▶ [Task goal]: In the material below, list every line carrying the string "example".

··· Task data ···

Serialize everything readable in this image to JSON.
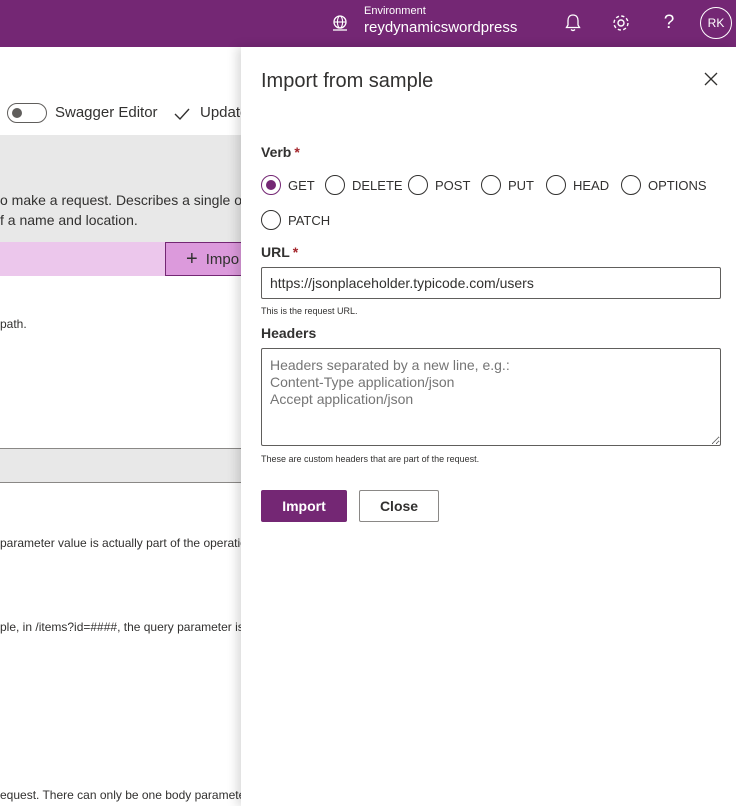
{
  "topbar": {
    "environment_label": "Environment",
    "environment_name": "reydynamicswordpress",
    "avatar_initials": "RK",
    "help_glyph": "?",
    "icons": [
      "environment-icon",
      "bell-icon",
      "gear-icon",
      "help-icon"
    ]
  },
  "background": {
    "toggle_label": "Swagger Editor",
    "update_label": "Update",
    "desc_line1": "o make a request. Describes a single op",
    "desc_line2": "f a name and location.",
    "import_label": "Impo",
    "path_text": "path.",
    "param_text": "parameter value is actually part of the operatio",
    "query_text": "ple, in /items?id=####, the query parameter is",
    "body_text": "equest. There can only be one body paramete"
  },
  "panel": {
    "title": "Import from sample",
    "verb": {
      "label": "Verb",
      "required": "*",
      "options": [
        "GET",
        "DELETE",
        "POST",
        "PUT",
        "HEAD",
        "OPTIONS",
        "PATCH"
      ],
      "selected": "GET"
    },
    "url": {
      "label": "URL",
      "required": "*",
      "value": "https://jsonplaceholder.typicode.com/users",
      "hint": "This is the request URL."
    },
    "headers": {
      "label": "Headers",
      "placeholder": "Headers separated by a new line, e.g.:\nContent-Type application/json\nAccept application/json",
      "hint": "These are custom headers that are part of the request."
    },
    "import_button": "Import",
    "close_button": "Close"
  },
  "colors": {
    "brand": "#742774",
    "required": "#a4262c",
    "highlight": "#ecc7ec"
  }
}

···
··· Task data ···

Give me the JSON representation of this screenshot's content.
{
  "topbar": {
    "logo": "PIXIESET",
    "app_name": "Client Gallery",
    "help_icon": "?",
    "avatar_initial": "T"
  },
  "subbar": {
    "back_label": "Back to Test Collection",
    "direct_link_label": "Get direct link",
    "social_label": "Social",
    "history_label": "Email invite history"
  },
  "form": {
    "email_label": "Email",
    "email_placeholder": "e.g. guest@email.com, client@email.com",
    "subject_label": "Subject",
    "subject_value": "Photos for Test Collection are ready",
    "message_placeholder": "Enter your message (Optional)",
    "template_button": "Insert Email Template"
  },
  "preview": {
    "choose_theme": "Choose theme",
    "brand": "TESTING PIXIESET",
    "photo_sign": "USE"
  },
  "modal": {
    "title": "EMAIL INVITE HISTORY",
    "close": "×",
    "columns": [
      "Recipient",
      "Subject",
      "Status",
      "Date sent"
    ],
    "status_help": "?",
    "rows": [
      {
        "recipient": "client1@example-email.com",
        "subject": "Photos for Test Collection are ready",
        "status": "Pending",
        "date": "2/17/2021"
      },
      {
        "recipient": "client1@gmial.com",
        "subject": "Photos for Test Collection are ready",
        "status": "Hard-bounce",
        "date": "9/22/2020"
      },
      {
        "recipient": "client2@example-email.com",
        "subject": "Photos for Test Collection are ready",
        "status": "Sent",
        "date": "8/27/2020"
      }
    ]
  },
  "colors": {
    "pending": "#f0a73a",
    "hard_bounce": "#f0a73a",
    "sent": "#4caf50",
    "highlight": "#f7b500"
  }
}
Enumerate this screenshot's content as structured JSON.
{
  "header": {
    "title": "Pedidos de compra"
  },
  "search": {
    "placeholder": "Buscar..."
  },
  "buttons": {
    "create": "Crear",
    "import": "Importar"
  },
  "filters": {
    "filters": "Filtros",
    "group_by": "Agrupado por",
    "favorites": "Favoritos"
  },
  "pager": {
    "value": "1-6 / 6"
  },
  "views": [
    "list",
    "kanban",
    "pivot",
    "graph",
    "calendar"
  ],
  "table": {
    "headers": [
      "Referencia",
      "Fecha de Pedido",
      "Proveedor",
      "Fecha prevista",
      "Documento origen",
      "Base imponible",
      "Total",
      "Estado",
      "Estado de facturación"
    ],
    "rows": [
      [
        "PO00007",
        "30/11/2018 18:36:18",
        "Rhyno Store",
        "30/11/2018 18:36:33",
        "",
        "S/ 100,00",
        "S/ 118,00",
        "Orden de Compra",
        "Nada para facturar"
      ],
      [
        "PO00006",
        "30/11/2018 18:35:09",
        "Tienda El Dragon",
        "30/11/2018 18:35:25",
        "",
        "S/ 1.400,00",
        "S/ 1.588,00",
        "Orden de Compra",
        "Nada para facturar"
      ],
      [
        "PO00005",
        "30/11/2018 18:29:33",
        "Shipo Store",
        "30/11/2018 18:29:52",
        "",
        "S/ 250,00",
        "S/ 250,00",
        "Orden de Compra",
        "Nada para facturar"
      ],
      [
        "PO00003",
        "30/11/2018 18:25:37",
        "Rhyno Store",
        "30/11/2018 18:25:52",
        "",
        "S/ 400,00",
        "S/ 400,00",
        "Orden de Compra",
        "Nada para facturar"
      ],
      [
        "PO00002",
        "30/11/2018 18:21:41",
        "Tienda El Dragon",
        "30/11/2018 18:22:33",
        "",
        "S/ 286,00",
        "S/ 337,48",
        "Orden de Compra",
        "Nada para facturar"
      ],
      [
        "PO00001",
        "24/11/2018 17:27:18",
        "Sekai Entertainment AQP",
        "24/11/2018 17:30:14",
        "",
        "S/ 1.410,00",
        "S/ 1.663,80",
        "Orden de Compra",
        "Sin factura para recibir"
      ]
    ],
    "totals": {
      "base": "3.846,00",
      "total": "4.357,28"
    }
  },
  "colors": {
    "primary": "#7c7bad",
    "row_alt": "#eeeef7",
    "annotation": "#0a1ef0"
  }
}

···
··· Task data ···

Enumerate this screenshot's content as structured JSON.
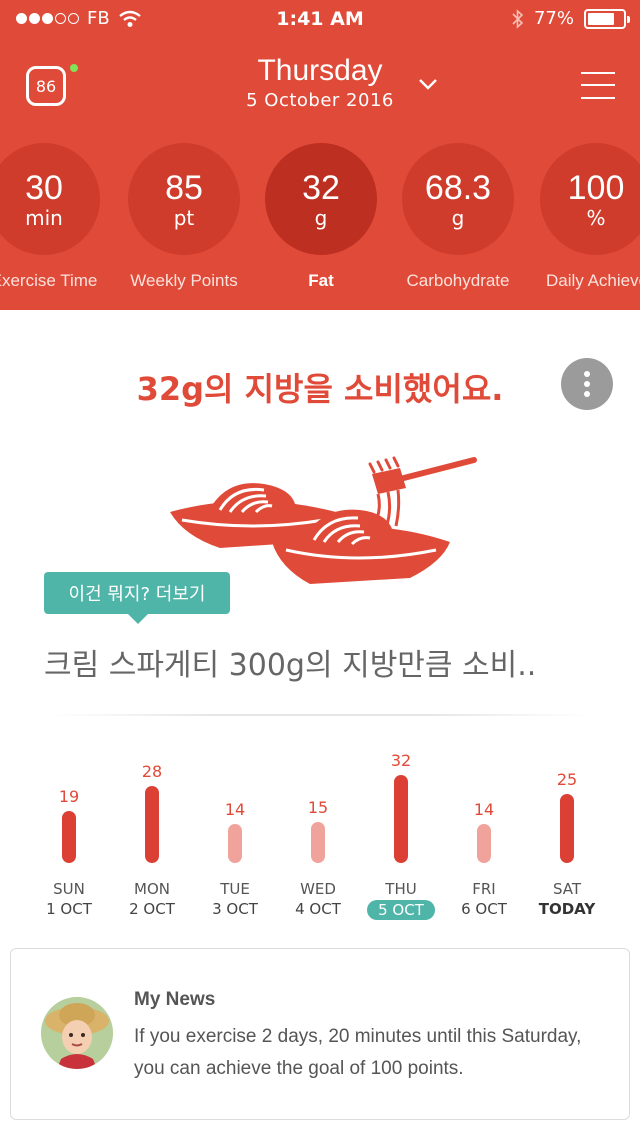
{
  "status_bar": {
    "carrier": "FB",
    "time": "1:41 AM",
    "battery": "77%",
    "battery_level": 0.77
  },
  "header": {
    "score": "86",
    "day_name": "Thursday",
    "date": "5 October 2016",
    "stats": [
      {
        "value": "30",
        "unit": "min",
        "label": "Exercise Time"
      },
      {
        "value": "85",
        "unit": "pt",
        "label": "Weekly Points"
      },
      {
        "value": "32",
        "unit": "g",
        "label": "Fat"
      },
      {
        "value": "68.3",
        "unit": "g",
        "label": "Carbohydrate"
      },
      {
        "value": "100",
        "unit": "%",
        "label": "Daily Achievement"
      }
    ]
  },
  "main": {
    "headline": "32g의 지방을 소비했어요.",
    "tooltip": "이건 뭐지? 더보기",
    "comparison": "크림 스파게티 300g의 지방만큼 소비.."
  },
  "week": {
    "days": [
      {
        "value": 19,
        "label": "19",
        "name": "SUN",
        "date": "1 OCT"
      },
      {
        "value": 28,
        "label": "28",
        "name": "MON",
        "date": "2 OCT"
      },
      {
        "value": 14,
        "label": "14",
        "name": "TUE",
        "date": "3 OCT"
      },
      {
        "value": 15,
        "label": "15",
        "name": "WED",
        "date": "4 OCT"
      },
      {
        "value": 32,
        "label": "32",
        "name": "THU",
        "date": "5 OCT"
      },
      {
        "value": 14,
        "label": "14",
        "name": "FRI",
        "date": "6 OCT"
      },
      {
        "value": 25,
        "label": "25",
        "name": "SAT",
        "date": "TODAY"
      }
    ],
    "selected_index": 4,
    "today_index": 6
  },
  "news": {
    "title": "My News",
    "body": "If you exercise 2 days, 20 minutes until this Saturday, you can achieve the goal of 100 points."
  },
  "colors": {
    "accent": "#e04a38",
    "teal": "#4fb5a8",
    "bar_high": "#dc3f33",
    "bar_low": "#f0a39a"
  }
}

···

▶ [Exercise solution]:
        "recipient": "client1@example-email.com",
        "recipient": "client2@example-email.com",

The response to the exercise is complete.